**Your task:** Scan the lines below for the string "本年下达资金" and report how many lines contain it, giving only the number.

**Entries shown:**
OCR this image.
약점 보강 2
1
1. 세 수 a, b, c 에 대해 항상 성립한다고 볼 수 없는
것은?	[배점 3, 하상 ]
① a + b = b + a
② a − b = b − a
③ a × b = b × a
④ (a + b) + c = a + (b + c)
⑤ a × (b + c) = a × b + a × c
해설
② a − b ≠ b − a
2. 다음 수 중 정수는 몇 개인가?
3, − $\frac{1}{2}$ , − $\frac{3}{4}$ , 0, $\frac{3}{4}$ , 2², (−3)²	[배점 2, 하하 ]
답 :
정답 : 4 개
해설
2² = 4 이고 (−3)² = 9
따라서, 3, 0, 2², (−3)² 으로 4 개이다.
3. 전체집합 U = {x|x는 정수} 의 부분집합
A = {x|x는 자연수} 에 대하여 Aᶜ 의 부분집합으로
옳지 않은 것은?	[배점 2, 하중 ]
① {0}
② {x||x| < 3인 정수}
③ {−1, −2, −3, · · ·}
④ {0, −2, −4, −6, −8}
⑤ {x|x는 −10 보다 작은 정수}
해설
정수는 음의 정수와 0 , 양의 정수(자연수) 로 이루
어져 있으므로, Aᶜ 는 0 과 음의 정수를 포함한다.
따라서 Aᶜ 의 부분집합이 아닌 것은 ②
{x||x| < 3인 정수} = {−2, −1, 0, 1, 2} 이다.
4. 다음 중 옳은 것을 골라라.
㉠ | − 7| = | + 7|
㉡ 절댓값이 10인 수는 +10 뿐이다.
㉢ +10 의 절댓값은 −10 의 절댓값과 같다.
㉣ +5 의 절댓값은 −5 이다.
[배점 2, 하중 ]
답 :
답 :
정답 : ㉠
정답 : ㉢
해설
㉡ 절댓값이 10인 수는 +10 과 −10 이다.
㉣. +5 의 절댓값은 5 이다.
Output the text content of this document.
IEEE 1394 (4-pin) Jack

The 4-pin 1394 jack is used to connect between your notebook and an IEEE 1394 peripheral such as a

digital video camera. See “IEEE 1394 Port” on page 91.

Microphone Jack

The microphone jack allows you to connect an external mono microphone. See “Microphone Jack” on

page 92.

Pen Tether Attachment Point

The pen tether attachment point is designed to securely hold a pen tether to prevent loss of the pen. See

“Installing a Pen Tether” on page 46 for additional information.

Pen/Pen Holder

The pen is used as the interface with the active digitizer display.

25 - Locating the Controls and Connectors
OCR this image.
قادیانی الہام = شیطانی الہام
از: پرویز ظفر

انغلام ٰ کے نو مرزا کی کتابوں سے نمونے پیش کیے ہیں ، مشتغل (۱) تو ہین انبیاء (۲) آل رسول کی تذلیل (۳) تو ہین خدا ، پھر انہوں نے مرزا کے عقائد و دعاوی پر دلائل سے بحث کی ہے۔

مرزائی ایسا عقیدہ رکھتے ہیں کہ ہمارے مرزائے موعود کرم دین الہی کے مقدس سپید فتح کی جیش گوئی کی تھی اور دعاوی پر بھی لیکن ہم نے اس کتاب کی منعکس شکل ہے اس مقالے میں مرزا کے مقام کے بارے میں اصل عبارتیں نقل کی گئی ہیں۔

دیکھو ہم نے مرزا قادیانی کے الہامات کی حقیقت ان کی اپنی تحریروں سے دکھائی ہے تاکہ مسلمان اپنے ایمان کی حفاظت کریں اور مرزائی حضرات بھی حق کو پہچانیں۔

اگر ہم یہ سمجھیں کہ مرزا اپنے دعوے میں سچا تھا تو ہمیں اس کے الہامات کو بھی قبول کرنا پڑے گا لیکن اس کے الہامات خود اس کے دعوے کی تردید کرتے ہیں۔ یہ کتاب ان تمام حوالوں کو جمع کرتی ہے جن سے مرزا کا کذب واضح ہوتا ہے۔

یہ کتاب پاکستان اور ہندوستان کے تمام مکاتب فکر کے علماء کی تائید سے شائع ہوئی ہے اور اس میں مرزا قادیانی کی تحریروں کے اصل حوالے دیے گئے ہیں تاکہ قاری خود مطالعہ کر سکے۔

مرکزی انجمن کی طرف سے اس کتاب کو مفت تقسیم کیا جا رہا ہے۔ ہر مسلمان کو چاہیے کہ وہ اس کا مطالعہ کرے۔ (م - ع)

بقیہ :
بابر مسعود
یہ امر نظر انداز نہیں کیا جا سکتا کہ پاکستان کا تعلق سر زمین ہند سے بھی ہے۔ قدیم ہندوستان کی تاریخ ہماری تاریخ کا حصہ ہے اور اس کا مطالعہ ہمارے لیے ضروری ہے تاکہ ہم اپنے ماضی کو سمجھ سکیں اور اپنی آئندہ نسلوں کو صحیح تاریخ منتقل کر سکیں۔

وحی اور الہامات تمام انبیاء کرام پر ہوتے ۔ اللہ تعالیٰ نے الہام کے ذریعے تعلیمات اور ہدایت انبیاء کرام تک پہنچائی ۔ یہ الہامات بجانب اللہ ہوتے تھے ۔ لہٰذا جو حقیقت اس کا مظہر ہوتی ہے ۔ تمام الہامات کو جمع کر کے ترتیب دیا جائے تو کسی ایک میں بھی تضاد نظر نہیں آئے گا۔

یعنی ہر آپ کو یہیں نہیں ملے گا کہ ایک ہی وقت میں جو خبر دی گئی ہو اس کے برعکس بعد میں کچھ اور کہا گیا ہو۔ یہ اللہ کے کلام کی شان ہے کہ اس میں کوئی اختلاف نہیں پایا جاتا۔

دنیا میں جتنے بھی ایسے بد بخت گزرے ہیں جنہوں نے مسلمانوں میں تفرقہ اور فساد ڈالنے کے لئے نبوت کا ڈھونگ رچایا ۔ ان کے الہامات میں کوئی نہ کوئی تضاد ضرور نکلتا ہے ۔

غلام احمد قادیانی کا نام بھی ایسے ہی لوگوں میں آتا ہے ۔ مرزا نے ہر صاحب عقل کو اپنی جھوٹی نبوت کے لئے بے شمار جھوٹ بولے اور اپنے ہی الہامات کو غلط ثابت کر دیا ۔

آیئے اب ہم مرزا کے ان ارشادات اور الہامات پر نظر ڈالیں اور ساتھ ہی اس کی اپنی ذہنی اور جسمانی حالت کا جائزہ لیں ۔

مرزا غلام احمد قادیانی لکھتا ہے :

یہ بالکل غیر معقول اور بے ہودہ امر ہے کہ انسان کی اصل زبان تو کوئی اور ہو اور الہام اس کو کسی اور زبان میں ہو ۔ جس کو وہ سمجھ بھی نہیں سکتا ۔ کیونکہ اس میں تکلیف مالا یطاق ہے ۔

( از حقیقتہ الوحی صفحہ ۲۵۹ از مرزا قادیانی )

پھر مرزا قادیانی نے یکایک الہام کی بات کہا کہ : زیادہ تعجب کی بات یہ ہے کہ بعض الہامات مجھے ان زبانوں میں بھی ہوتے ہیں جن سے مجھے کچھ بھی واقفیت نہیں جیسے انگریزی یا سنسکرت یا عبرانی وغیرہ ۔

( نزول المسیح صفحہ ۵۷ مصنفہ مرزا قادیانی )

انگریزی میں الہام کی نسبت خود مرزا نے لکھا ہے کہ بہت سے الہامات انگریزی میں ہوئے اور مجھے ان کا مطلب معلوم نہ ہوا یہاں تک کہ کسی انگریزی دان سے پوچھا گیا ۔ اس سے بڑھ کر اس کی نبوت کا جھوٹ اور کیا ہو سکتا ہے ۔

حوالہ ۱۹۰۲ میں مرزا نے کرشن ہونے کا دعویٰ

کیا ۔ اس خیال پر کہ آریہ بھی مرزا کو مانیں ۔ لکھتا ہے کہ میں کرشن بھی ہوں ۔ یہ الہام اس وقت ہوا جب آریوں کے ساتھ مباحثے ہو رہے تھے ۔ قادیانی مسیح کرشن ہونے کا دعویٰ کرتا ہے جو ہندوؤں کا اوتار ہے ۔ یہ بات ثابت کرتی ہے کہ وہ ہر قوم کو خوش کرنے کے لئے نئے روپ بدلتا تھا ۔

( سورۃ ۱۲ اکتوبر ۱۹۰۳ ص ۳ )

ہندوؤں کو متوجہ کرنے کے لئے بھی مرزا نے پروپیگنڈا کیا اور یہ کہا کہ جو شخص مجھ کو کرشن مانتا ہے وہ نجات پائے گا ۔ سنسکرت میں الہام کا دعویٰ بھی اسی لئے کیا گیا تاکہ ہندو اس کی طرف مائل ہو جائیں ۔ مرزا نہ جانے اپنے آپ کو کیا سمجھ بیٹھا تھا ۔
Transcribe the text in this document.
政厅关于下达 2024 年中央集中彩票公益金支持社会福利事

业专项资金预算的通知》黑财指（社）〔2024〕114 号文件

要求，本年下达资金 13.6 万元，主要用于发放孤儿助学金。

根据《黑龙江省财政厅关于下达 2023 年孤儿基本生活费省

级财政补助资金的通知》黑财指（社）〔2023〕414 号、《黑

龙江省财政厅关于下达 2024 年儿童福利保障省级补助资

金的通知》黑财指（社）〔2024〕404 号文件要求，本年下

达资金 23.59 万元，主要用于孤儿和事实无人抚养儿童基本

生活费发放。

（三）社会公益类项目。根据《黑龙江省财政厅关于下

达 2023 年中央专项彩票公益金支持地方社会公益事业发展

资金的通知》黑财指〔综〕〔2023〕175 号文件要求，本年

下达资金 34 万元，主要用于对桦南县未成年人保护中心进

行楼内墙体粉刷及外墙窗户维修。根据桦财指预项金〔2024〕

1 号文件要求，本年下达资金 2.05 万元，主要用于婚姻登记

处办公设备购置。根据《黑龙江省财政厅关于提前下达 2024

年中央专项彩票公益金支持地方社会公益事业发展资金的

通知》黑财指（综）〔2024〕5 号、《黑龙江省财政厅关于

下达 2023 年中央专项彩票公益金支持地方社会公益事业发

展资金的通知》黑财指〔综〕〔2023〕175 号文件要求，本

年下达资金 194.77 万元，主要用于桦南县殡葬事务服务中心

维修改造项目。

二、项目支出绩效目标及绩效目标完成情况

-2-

**Written response:** 2